— What is asked —
Extract the complete data exactly as given.

:: Records for this task

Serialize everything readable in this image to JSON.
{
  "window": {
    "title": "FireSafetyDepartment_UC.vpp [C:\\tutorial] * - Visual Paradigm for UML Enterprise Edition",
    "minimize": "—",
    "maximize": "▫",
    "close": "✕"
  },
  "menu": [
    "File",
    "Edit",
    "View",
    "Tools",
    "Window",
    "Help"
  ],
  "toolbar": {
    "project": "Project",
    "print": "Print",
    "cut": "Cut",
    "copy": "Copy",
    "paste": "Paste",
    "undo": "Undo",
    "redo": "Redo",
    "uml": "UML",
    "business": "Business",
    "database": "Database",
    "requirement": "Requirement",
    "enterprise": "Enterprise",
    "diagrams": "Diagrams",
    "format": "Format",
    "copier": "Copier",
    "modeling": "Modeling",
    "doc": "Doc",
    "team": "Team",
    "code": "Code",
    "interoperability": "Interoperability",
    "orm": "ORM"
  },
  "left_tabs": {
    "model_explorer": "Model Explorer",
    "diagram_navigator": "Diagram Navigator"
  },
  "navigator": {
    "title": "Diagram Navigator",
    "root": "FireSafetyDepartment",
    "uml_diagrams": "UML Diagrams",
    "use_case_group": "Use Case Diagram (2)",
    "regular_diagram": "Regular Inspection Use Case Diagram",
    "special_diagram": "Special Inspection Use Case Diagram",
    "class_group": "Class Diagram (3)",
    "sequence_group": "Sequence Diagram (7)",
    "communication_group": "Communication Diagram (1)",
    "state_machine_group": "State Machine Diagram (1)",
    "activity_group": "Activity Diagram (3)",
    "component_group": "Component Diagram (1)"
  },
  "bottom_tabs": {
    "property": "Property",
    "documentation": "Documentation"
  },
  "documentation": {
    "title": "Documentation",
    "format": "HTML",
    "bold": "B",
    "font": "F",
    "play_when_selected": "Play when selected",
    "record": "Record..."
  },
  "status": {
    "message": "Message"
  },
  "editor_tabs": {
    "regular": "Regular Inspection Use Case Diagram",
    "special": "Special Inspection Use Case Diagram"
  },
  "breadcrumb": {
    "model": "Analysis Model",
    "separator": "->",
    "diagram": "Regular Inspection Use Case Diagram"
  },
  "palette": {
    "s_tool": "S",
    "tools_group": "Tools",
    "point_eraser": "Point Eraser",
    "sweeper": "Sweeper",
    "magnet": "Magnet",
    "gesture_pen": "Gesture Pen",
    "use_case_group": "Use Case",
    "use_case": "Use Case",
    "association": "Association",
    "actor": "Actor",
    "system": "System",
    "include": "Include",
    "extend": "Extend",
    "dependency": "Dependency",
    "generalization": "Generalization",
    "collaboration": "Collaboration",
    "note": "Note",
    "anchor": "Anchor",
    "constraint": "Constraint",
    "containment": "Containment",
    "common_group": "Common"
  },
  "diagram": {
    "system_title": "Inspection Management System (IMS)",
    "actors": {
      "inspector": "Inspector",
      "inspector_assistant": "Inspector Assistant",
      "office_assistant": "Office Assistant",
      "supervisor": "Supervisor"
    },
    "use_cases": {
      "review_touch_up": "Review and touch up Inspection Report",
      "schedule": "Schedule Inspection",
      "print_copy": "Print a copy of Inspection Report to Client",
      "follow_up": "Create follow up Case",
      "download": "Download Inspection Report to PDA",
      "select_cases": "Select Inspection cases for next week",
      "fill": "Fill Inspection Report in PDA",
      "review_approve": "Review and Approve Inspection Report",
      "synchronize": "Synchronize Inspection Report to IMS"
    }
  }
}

::::

— Written solution —
Serialize everything readable in this image to JSON.
{
  "window": {
    "title": "FireSafetyDepartment_UC.vpp [C:\\tutorial] * - Visual Paradigm for UML Enterprise Edition",
    "minimize": "—",
    "maximize": "▫",
    "close": "✕"
  },
  "menu": [
    "File",
    "Edit",
    "View",
    "Tools",
    "Window",
    "Help"
  ],
  "toolbar": {
    "project": "Project",
    "print": "Print",
    "cut": "Cut",
    "copy": "Copy",
    "paste": "Paste",
    "undo": "Undo",
    "redo": "Redo",
    "uml": "UML",
    "business": "Business",
    "database": "Database",
    "requirement": "Requirement",
    "enterprise": "Enterprise",
    "diagrams": "Diagrams",
    "format": "Format",
    "copier": "Copier",
    "modeling": "Modeling",
    "doc": "Doc",
    "team": "Team",
    "code": "Code",
    "interoperability": "Interoperability",
    "orm": "ORM"
  },
  "left_tabs": {
    "model_explorer": "Model Explorer",
    "diagram_navigator": "Diagram Navigator"
  },
  "navigator": {
    "title": "Diagram Navigator",
    "root": "FireSafetyDepartment",
    "uml_diagrams": "UML Diagrams",
    "use_case_group": "Use Case Diagram (2)",
    "regular_diagram": "Regular Inspection Use Case Diagram",
    "special_diagram": "Special Inspection Use Case Diagram",
    "class_group": "Class Diagram (3)",
    "sequence_group": "Sequence Diagram (7)",
    "communication_group": "Communication Diagram (1)",
    "state_machine_group": "State Machine Diagram (1)",
    "activity_group": "Activity Diagram (3)",
    "component_group": "Component Diagram (1)"
  },
  "bottom_tabs": {
    "property": "Property",
    "documentation": "Documentation"
  },
  "documentation": {
    "title": "Documentation",
    "format": "HTML",
    "bold": "B",
    "font": "F",
    "play_when_selected": "Play when selected",
    "record": "Record..."
  },
  "status": {
    "message": "Message"
  },
  "editor_tabs": {
    "regular": "Regular Inspection Use Case Diagram",
    "special": "Special Inspection Use Case Diagram"
  },
  "breadcrumb": {
    "model": "Analysis Model",
    "separator": "->",
    "diagram": "Regular Inspection Use Case Diagram"
  },
  "palette": {
    "s_tool": "S",
    "tools_group": "Tools",
    "point_eraser": "Point Eraser",
    "sweeper": "Sweeper",
    "magnet": "Magnet",
    "gesture_pen": "Gesture Pen",
    "use_case_group": "Use Case",
    "use_case": "Use Case",
    "association": "Association",
    "actor": "Actor",
    "system": "System",
    "include": "Include",
    "extend": "Extend",
    "dependency": "Dependency",
    "generalization": "Generalization",
    "collaboration": "Collaboration",
    "note": "Note",
    "anchor": "Anchor",
    "constraint": "Constraint",
    "containment": "Containment",
    "common_group": "Common"
  },
  "diagram": {
    "system_title": "Inspection Management System (IMS)",
    "actors": {
      "inspector": "Inspector",
      "inspector_assistant": "Inspector Assistant",
      "office_assistant": "Office Assistant",
      "supervisor": "Supervisor"
    },
    "use_cases": {
      "review_touch_up": "Review and touch up Inspection Report",
      "schedule": "Schedule Inspection",
      "print_copy": "Print a copy of Inspection Report to Client",
      "follow_up": "Create follow up Case",
      "download": "Download Inspection Report to PDA",
      "select_cases": "Select Inspection cases for next week",
      "fill": "Fill Inspection Report in PDA",
      "review_approve": "Review and Approve Inspection Report",
      "synchronize": "Synchronize Inspection Report to IMS"
    }
  }
}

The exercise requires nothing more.